__Challenge__. The listing below should be written out exactly; please include all of it.

# START OF Data excerpts

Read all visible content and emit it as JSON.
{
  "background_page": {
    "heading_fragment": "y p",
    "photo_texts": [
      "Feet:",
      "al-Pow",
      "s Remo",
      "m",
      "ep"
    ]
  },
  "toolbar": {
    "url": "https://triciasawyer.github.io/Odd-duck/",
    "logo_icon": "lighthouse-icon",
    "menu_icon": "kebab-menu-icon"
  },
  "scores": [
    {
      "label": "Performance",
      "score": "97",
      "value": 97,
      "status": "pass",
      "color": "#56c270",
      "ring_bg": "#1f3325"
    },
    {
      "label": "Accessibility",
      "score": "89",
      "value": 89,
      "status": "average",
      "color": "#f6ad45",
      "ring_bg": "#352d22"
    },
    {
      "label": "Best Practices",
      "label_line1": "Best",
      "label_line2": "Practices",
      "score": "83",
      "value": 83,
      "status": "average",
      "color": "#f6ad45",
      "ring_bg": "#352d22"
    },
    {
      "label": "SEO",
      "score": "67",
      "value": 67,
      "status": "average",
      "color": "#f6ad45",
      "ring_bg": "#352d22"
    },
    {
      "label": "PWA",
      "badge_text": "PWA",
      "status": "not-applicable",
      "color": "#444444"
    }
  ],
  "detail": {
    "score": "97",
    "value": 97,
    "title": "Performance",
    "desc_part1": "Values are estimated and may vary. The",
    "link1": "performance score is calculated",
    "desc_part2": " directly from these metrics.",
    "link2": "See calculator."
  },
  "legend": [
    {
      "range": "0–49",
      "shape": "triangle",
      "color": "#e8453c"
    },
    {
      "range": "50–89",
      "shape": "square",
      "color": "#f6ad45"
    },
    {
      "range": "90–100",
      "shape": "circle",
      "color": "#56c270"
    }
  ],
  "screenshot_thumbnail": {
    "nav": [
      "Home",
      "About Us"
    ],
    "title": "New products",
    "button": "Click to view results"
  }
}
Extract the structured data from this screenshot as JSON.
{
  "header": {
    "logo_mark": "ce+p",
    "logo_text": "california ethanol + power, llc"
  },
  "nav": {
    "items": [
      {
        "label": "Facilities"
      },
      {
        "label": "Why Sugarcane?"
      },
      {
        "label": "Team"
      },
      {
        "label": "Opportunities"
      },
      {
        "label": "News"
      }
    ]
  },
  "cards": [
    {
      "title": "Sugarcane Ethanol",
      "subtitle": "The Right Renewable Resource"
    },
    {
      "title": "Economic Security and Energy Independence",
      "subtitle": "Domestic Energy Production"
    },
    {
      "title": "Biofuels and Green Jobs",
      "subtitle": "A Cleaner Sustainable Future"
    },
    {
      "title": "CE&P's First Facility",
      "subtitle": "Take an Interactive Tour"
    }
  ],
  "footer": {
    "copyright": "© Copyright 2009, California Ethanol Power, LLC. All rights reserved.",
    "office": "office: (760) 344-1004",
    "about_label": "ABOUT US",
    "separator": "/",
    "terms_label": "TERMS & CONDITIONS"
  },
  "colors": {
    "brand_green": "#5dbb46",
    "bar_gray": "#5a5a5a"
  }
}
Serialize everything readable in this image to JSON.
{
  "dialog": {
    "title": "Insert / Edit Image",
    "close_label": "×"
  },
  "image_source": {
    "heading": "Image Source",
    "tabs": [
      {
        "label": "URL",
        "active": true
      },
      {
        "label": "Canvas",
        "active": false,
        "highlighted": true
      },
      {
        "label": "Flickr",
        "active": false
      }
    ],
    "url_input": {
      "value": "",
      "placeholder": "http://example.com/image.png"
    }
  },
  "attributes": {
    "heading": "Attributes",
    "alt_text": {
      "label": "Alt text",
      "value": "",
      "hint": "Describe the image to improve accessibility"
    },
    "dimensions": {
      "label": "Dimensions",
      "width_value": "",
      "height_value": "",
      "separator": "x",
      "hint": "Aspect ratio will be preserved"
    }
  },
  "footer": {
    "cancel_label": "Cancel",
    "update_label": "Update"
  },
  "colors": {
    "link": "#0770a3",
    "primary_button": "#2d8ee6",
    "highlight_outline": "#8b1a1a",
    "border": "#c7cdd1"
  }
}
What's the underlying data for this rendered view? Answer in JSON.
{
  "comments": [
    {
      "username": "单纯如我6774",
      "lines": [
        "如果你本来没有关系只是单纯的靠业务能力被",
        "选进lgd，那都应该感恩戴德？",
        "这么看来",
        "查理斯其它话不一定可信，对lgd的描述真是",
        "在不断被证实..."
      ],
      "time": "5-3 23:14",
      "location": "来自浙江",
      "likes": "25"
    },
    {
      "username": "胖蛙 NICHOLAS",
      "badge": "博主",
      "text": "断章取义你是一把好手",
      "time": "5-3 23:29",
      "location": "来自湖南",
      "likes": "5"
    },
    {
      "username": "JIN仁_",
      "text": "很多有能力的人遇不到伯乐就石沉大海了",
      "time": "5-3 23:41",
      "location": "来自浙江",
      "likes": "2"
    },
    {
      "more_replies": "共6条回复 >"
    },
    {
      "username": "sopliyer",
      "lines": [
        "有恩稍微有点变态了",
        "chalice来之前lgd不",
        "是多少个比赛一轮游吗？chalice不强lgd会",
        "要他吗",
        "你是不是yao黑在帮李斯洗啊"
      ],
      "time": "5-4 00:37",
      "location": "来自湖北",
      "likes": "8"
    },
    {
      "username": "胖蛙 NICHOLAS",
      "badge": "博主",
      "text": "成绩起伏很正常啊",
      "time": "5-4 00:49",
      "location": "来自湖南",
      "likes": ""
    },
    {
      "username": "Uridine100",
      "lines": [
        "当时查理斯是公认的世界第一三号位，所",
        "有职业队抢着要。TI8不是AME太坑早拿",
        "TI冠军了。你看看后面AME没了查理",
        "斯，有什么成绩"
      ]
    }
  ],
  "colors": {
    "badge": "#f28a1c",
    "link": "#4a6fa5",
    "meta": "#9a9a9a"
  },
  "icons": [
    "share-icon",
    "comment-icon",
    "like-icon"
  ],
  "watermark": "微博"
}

# END OF Data excerpts

__Written answer__.
Read all visible content and emit it as JSON.
{
  "background_page": {
    "heading_fragment": "y p",
    "photo_texts": [
      "Feet:",
      "al-Pow",
      "s Remo",
      "m",
      "ep"
    ]
  },
  "toolbar": {
    "url": "https://triciasawyer.github.io/Odd-duck/",
    "logo_icon": "lighthouse-icon",
    "menu_icon": "kebab-menu-icon"
  },
  "scores": [
    {
      "label": "Performance",
      "score": "97",
      "value": 97,
      "status": "pass",
      "color": "#56c270",
      "ring_bg": "#1f3325"
    },
    {
      "label": "Accessibility",
      "score": "89",
      "value": 89,
      "status": "average",
      "color": "#f6ad45",
      "ring_bg": "#352d22"
    },
    {
      "label": "Best Practices",
      "label_line1": "Best",
      "label_line2": "Practices",
      "score": "83",
      "value": 83,
      "status": "average",
      "color": "#f6ad45",
      "ring_bg": "#352d22"
    },
    {
      "label": "SEO",
      "score": "67",
      "value": 67,
      "status": "average",
      "color": "#f6ad45",
      "ring_bg": "#352d22"
    },
    {
      "label": "PWA",
      "badge_text": "PWA",
      "status": "not-applicable",
      "color": "#444444"
    }
  ],
  "detail": {
    "score": "97",
    "value": 97,
    "title": "Performance",
    "desc_part1": "Values are estimated and may vary. The",
    "link1": "performance score is calculated",
    "desc_part2": " directly from these metrics.",
    "link2": "See calculator."
  },
  "legend": [
    {
      "range": "0–49",
      "shape": "triangle",
      "color": "#e8453c"
    },
    {
      "range": "50–89",
      "shape": "square",
      "color": "#f6ad45"
    },
    {
      "range": "90–100",
      "shape": "circle",
      "color": "#56c270"
    }
  ],
  "screenshot_thumbnail": {
    "nav": [
      "Home",
      "About Us"
    ],
    "title": "New products",
    "button": "Click to view results"
  }
}
Extract the structured data from this screenshot as JSON.
{
  "header": {
    "logo_mark": "ce+p",
    "logo_text": "california ethanol + power, llc"
  },
  "nav": {
    "items": [
      {
        "label": "Facilities"
      },
      {
        "label": "Why Sugarcane?"
      },
      {
        "label": "Team"
      },
      {
        "label": "Opportunities"
      },
      {
        "label": "News"
      }
    ]
  },
  "cards": [
    {
      "title": "Sugarcane Ethanol",
      "subtitle": "The Right Renewable Resource"
    },
    {
      "title": "Economic Security and Energy Independence",
      "subtitle": "Domestic Energy Production"
    },
    {
      "title": "Biofuels and Green Jobs",
      "subtitle": "A Cleaner Sustainable Future"
    },
    {
      "title": "CE&P's First Facility",
      "subtitle": "Take an Interactive Tour"
    }
  ],
  "footer": {
    "copyright": "© Copyright 2009, California Ethanol Power, LLC. All rights reserved.",
    "office": "office: (760) 344-1004",
    "about_label": "ABOUT US",
    "separator": "/",
    "terms_label": "TERMS & CONDITIONS"
  },
  "colors": {
    "brand_green": "#5dbb46",
    "bar_gray": "#5a5a5a"
  }
}
Serialize everything readable in this image to JSON.
{
  "dialog": {
    "title": "Insert / Edit Image",
    "close_label": "×"
  },
  "image_source": {
    "heading": "Image Source",
    "tabs": [
      {
        "label": "URL",
        "active": true
      },
      {
        "label": "Canvas",
        "active": false,
        "highlighted": true
      },
      {
        "label": "Flickr",
        "active": false
      }
    ],
    "url_input": {
      "value": "",
      "placeholder": "http://example.com/image.png"
    }
  },
  "attributes": {
    "heading": "Attributes",
    "alt_text": {
      "label": "Alt text",
      "value": "",
      "hint": "Describe the image to improve accessibility"
    },
    "dimensions": {
      "label": "Dimensions",
      "width_value": "",
      "height_value": "",
      "separator": "x",
      "hint": "Aspect ratio will be preserved"
    }
  },
  "footer": {
    "cancel_label": "Cancel",
    "update_label": "Update"
  },
  "colors": {
    "link": "#0770a3",
    "primary_button": "#2d8ee6",
    "highlight_outline": "#8b1a1a",
    "border": "#c7cdd1"
  }
}
What's the underlying data for this rendered view? Answer in JSON.
{
  "comments": [
    {
      "username": "单纯如我6774",
      "lines": [
        "如果你本来没有关系只是单纯的靠业务能力被",
        "选进lgd，那都应该感恩戴德？",
        "这么看来",
        "查理斯其它话不一定可信，对lgd的描述真是",
        "在不断被证实..."
      ],
      "time": "5-3 23:14",
      "location": "来自浙江",
      "likes": "25"
    },
    {
      "username": "胖蛙 NICHOLAS",
      "badge": "博主",
      "text": "断章取义你是一把好手",
      "time": "5-3 23:29",
      "location": "来自湖南",
      "likes": "5"
    },
    {
      "username": "JIN仁_",
      "text": "很多有能力的人遇不到伯乐就石沉大海了",
      "time": "5-3 23:41",
      "location": "来自浙江",
      "likes": "2"
    },
    {
      "more_replies": "共6条回复 >"
    },
    {
      "username": "sopliyer",
      "lines": [
        "有恩稍微有点变态了",
        "chalice来之前lgd不",
        "是多少个比赛一轮游吗？chalice不强lgd会",
        "要他吗",
        "你是不是yao黑在帮李斯洗啊"
      ],
      "time": "5-4 00:37",
      "location": "来自湖北",
      "likes": "8"
    },
    {
      "username": "胖蛙 NICHOLAS",
      "badge": "博主",
      "text": "成绩起伏很正常啊",
      "time": "5-4 00:49",
      "location": "来自湖南",
      "likes": ""
    },
    {
      "username": "Uridine100",
      "lines": [
        "当时查理斯是公认的世界第一三号位，所",
        "有职业队抢着要。TI8不是AME太坑早拿",
        "TI冠军了。你看看后面AME没了查理",
        "斯，有什么成绩"
      ]
    }
  ],
  "colors": {
    "badge": "#f28a1c",
    "link": "#4a6fa5",
    "meta": "#9a9a9a"
  },
  "icons": [
    "share-icon",
    "comment-icon",
    "like-icon"
  ],
  "watermark": "微博"
}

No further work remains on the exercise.